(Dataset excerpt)
※
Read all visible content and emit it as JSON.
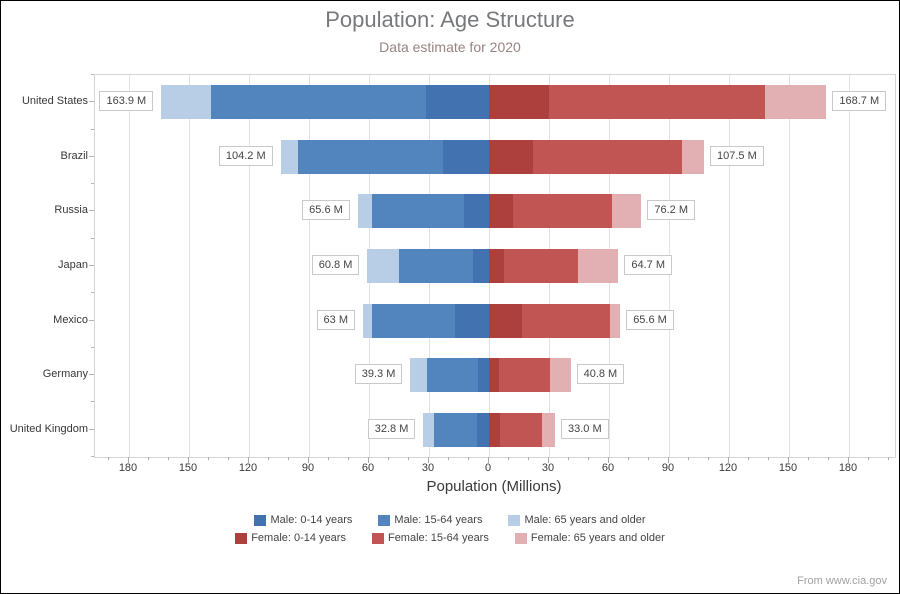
{
  "header": {
    "title": "Population: Age Structure",
    "subtitle": "Data estimate for 2020"
  },
  "footer": {
    "source": "From www.cia.gov"
  },
  "chart_data": {
    "type": "bar",
    "variant": "horizontal-diverging-stacked",
    "title": "Population: Age Structure",
    "subtitle": "Data estimate for 2020",
    "xlabel": "Population (Millions)",
    "xlim": [
      -197,
      203
    ],
    "x_major_ticks": [
      -180,
      -150,
      -120,
      -90,
      -60,
      -30,
      0,
      30,
      60,
      90,
      120,
      150,
      180
    ],
    "x_tick_labels": [
      "180",
      "150",
      "120",
      "90",
      "60",
      "30",
      "0",
      "30",
      "60",
      "90",
      "120",
      "150",
      "180"
    ],
    "x_minor_tick_step": 10,
    "grid": true,
    "legend_position": "bottom-center",
    "categories": [
      "United States",
      "Brazil",
      "Russia",
      "Japan",
      "Mexico",
      "Germany",
      "United Kingdom"
    ],
    "series": [
      {
        "name": "Male: 0-14 years",
        "side": "male",
        "stack_order": 0,
        "color": "#4272b0",
        "values": [
          31.4,
          22.8,
          12.6,
          8.0,
          17.1,
          5.3,
          5.9
        ]
      },
      {
        "name": "Male: 15-64 years",
        "side": "male",
        "stack_order": 1,
        "color": "#5284bd",
        "values": [
          107.4,
          72.6,
          45.7,
          37.2,
          41.6,
          25.9,
          21.5
        ]
      },
      {
        "name": "Male: 65 years and older",
        "side": "male",
        "stack_order": 2,
        "color": "#b8cde6",
        "values": [
          25.1,
          8.8,
          7.3,
          15.6,
          4.3,
          8.1,
          5.4
        ]
      },
      {
        "name": "Female: 0-14 years",
        "side": "female",
        "stack_order": 0,
        "color": "#ad403d",
        "values": [
          30.0,
          21.9,
          11.9,
          7.6,
          16.3,
          5.0,
          5.7
        ]
      },
      {
        "name": "Female: 15-64 years",
        "side": "female",
        "stack_order": 1,
        "color": "#c05553",
        "values": [
          107.8,
          74.8,
          49.6,
          37.0,
          44.1,
          25.4,
          20.7
        ]
      },
      {
        "name": "Female: 65 years and older",
        "side": "female",
        "stack_order": 2,
        "color": "#e2afb3",
        "values": [
          30.9,
          10.8,
          14.7,
          20.1,
          5.2,
          10.4,
          6.6
        ]
      }
    ],
    "total_labels": {
      "male": [
        "163.9 M",
        "104.2 M",
        "65.6 M",
        "60.8 M",
        "63 M",
        "39.3 M",
        "32.8 M"
      ],
      "female": [
        "168.7 M",
        "107.5 M",
        "76.2 M",
        "64.7 M",
        "65.6 M",
        "40.8 M",
        "33.0 M"
      ]
    }
  },
  "colors": {
    "male_0_14": "#4272b0",
    "male_15_64": "#5284bd",
    "male_65_plus": "#b8cde6",
    "female_0_14": "#ad403d",
    "female_15_64": "#c05553",
    "female_65_plus": "#e2afb3",
    "gridline": "#e3e3e3",
    "plot_border": "#d5d5d5",
    "title_text": "#77797d",
    "subtitle_text": "#9a8382"
  }
}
※
WHAT YOU NEED TO DO: Pictures in the data above should not be copied; transcribe everything else exactly.

EXERCISE ANSWER:
Read all visible content and emit it as JSON.
{
  "header": {
    "title": "Population: Age Structure",
    "subtitle": "Data estimate for 2020"
  },
  "footer": {
    "source": "From www.cia.gov"
  },
  "chart_data": {
    "type": "bar",
    "variant": "horizontal-diverging-stacked",
    "title": "Population: Age Structure",
    "subtitle": "Data estimate for 2020",
    "xlabel": "Population (Millions)",
    "xlim": [
      -197,
      203
    ],
    "x_major_ticks": [
      -180,
      -150,
      -120,
      -90,
      -60,
      -30,
      0,
      30,
      60,
      90,
      120,
      150,
      180
    ],
    "x_tick_labels": [
      "180",
      "150",
      "120",
      "90",
      "60",
      "30",
      "0",
      "30",
      "60",
      "90",
      "120",
      "150",
      "180"
    ],
    "x_minor_tick_step": 10,
    "grid": true,
    "legend_position": "bottom-center",
    "categories": [
      "United States",
      "Brazil",
      "Russia",
      "Japan",
      "Mexico",
      "Germany",
      "United Kingdom"
    ],
    "series": [
      {
        "name": "Male: 0-14 years",
        "side": "male",
        "stack_order": 0,
        "color": "#4272b0",
        "values": [
          31.4,
          22.8,
          12.6,
          8.0,
          17.1,
          5.3,
          5.9
        ]
      },
      {
        "name": "Male: 15-64 years",
        "side": "male",
        "stack_order": 1,
        "color": "#5284bd",
        "values": [
          107.4,
          72.6,
          45.7,
          37.2,
          41.6,
          25.9,
          21.5
        ]
      },
      {
        "name": "Male: 65 years and older",
        "side": "male",
        "stack_order": 2,
        "color": "#b8cde6",
        "values": [
          25.1,
          8.8,
          7.3,
          15.6,
          4.3,
          8.1,
          5.4
        ]
      },
      {
        "name": "Female: 0-14 years",
        "side": "female",
        "stack_order": 0,
        "color": "#ad403d",
        "values": [
          30.0,
          21.9,
          11.9,
          7.6,
          16.3,
          5.0,
          5.7
        ]
      },
      {
        "name": "Female: 15-64 years",
        "side": "female",
        "stack_order": 1,
        "color": "#c05553",
        "values": [
          107.8,
          74.8,
          49.6,
          37.0,
          44.1,
          25.4,
          20.7
        ]
      },
      {
        "name": "Female: 65 years and older",
        "side": "female",
        "stack_order": 2,
        "color": "#e2afb3",
        "values": [
          30.9,
          10.8,
          14.7,
          20.1,
          5.2,
          10.4,
          6.6
        ]
      }
    ],
    "total_labels": {
      "male": [
        "163.9 M",
        "104.2 M",
        "65.6 M",
        "60.8 M",
        "63 M",
        "39.3 M",
        "32.8 M"
      ],
      "female": [
        "168.7 M",
        "107.5 M",
        "76.2 M",
        "64.7 M",
        "65.6 M",
        "40.8 M",
        "33.0 M"
      ]
    }
  },
  "colors": {
    "male_0_14": "#4272b0",
    "male_15_64": "#5284bd",
    "male_65_plus": "#b8cde6",
    "female_0_14": "#ad403d",
    "female_15_64": "#c05553",
    "female_65_plus": "#e2afb3",
    "gridline": "#e3e3e3",
    "plot_border": "#d5d5d5",
    "title_text": "#77797d",
    "subtitle_text": "#9a8382"
  }
}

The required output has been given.